## What you have to do
Repeat all entries exactly.

[Collected data]
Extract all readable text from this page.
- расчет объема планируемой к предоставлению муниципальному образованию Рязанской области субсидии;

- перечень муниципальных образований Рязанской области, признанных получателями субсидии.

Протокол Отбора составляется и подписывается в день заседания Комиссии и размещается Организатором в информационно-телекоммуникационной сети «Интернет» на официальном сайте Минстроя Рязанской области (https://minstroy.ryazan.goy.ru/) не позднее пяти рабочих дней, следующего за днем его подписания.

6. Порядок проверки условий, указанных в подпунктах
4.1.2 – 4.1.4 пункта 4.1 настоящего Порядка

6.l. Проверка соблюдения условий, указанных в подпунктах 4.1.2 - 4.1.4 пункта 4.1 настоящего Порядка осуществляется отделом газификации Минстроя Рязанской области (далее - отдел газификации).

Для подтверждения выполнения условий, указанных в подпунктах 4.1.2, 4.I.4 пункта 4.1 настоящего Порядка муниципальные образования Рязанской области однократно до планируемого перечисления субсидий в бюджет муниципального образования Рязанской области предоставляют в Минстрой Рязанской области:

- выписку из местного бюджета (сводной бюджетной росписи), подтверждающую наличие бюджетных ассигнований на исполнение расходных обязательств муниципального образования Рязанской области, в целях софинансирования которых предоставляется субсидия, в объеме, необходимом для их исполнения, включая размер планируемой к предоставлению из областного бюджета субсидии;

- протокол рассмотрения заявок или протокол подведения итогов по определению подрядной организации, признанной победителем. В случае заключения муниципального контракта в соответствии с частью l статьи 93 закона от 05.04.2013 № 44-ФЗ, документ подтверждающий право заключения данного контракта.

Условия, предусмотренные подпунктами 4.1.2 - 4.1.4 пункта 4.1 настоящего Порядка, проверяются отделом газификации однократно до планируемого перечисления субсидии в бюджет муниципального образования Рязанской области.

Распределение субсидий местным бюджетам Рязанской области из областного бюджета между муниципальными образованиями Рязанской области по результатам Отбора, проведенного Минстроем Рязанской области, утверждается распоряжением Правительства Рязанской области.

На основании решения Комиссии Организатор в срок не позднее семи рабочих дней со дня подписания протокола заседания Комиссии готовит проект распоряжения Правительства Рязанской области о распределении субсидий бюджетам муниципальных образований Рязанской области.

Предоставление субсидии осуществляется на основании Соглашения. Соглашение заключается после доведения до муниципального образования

## Expected answer
Extract all readable text from this page.
- расчет объема планируемой к предоставлению муниципальному образованию Рязанской области субсидии;

- перечень муниципальных образований Рязанской области, признанных получателями субсидии.

Протокол Отбора составляется и подписывается в день заседания Комиссии и размещается Организатором в информационно-телекоммуникационной сети «Интернет» на официальном сайте Минстроя Рязанской области (https://minstroy.ryazan.goy.ru/) не позднее пяти рабочих дней, следующего за днем его подписания.

6. Порядок проверки условий, указанных в подпунктах
4.1.2 – 4.1.4 пункта 4.1 настоящего Порядка

6.l. Проверка соблюдения условий, указанных в подпунктах 4.1.2 - 4.1.4 пункта 4.1 настоящего Порядка осуществляется отделом газификации Минстроя Рязанской области (далее - отдел газификации).

Для подтверждения выполнения условий, указанных в подпунктах 4.1.2, 4.I.4 пункта 4.1 настоящего Порядка муниципальные образования Рязанской области однократно до планируемого перечисления субсидий в бюджет муниципального образования Рязанской области предоставляют в Минстрой Рязанской области:

- выписку из местного бюджета (сводной бюджетной росписи), подтверждающую наличие бюджетных ассигнований на исполнение расходных обязательств муниципального образования Рязанской области, в целях софинансирования которых предоставляется субсидия, в объеме, необходимом для их исполнения, включая размер планируемой к предоставлению из областного бюджета субсидии;

- протокол рассмотрения заявок или протокол подведения итогов по определению подрядной организации, признанной победителем. В случае заключения муниципального контракта в соответствии с частью l статьи 93 закона от 05.04.2013 № 44-ФЗ, документ подтверждающий право заключения данного контракта.

Условия, предусмотренные подпунктами 4.1.2 - 4.1.4 пункта 4.1 настоящего Порядка, проверяются отделом газификации однократно до планируемого перечисления субсидии в бюджет муниципального образования Рязанской области.

Распределение субсидий местным бюджетам Рязанской области из областного бюджета между муниципальными образованиями Рязанской области по результатам Отбора, проведенного Минстроем Рязанской области, утверждается распоряжением Правительства Рязанской области.

На основании решения Комиссии Организатор в срок не позднее семи рабочих дней со дня подписания протокола заседания Комиссии готовит проект распоряжения Правительства Рязанской области о распределении субсидий бюджетам муниципальных образований Рязанской области.

Предоставление субсидии осуществляется на основании Соглашения. Соглашение заключается после доведения до муниципального образования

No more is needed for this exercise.